INSTRUCTIONS FOR THE TASK → Skip the images and return the records below exactly.

Dataset entries:
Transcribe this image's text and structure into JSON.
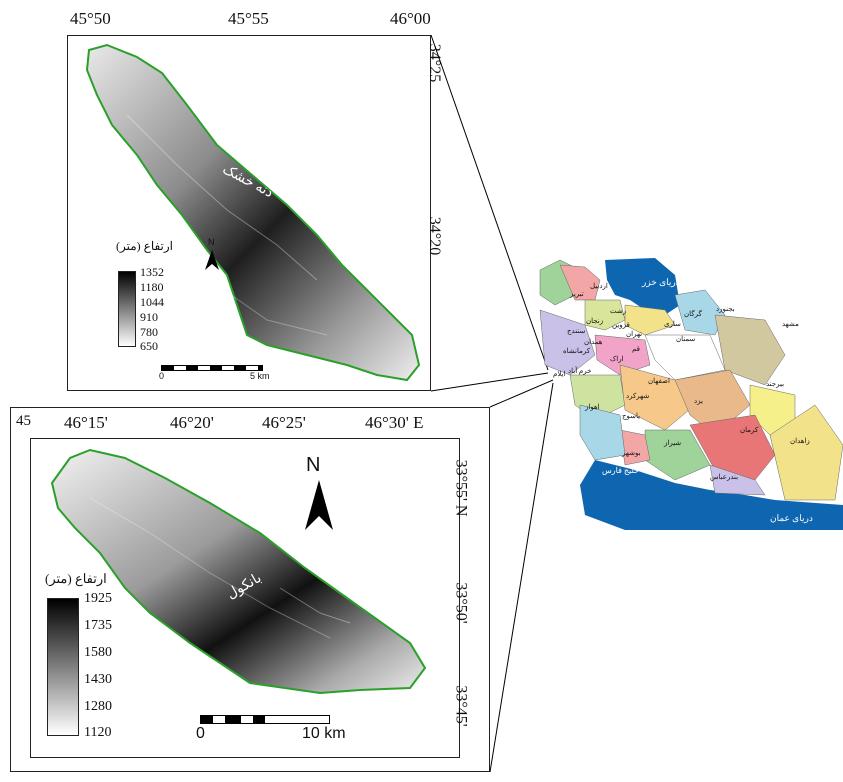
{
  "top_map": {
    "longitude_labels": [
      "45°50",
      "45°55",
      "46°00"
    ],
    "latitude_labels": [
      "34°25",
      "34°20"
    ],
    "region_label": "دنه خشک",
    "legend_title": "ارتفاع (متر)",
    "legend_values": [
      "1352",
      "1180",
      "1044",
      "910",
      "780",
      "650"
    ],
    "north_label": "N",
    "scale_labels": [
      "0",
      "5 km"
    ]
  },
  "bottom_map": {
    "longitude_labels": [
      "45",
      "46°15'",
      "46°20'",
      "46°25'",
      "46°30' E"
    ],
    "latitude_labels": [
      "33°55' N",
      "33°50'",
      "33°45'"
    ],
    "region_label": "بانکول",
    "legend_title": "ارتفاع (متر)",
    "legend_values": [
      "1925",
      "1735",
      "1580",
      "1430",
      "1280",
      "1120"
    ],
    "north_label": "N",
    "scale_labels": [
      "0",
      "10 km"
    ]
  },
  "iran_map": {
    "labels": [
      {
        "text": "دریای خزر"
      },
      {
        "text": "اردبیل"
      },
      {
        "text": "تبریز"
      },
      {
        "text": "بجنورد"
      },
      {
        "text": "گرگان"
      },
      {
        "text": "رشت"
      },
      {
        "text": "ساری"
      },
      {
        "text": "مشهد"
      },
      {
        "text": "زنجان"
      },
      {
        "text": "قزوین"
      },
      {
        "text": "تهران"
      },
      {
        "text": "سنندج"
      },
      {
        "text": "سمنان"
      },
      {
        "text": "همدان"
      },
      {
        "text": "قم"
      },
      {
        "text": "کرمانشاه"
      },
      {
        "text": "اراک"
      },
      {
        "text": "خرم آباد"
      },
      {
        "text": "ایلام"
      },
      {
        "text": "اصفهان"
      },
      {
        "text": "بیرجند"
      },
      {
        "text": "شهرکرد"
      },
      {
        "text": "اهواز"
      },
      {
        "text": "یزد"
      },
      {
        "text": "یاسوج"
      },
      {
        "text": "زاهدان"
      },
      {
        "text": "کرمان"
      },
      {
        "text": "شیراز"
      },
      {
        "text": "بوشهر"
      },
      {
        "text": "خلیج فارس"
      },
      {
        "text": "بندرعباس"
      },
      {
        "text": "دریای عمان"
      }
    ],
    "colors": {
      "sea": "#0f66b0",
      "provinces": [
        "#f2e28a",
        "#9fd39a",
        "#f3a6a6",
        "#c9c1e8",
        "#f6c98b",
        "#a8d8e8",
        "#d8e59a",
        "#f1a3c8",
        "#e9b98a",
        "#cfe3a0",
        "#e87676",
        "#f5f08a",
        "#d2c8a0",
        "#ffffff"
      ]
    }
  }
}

TASK SOLUTION →
Transcribe this image's text and structure into JSON.
{
  "top_map": {
    "longitude_labels": [
      "45°50",
      "45°55",
      "46°00"
    ],
    "latitude_labels": [
      "34°25",
      "34°20"
    ],
    "region_label": "دنه خشک",
    "legend_title": "ارتفاع (متر)",
    "legend_values": [
      "1352",
      "1180",
      "1044",
      "910",
      "780",
      "650"
    ],
    "north_label": "N",
    "scale_labels": [
      "0",
      "5 km"
    ]
  },
  "bottom_map": {
    "longitude_labels": [
      "45",
      "46°15'",
      "46°20'",
      "46°25'",
      "46°30' E"
    ],
    "latitude_labels": [
      "33°55' N",
      "33°50'",
      "33°45'"
    ],
    "region_label": "بانکول",
    "legend_title": "ارتفاع (متر)",
    "legend_values": [
      "1925",
      "1735",
      "1580",
      "1430",
      "1280",
      "1120"
    ],
    "north_label": "N",
    "scale_labels": [
      "0",
      "10 km"
    ]
  },
  "iran_map": {
    "labels": [
      {
        "text": "دریای خزر"
      },
      {
        "text": "اردبیل"
      },
      {
        "text": "تبریز"
      },
      {
        "text": "بجنورد"
      },
      {
        "text": "گرگان"
      },
      {
        "text": "رشت"
      },
      {
        "text": "ساری"
      },
      {
        "text": "مشهد"
      },
      {
        "text": "زنجان"
      },
      {
        "text": "قزوین"
      },
      {
        "text": "تهران"
      },
      {
        "text": "سنندج"
      },
      {
        "text": "سمنان"
      },
      {
        "text": "همدان"
      },
      {
        "text": "قم"
      },
      {
        "text": "کرمانشاه"
      },
      {
        "text": "اراک"
      },
      {
        "text": "خرم آباد"
      },
      {
        "text": "ایلام"
      },
      {
        "text": "اصفهان"
      },
      {
        "text": "بیرجند"
      },
      {
        "text": "شهرکرد"
      },
      {
        "text": "اهواز"
      },
      {
        "text": "یزد"
      },
      {
        "text": "یاسوج"
      },
      {
        "text": "زاهدان"
      },
      {
        "text": "کرمان"
      },
      {
        "text": "شیراز"
      },
      {
        "text": "بوشهر"
      },
      {
        "text": "خلیج فارس"
      },
      {
        "text": "بندرعباس"
      },
      {
        "text": "دریای عمان"
      }
    ],
    "colors": {
      "sea": "#0f66b0",
      "provinces": [
        "#f2e28a",
        "#9fd39a",
        "#f3a6a6",
        "#c9c1e8",
        "#f6c98b",
        "#a8d8e8",
        "#d8e59a",
        "#f1a3c8",
        "#e9b98a",
        "#cfe3a0",
        "#e87676",
        "#f5f08a",
        "#d2c8a0",
        "#ffffff"
      ]
    }
  }
}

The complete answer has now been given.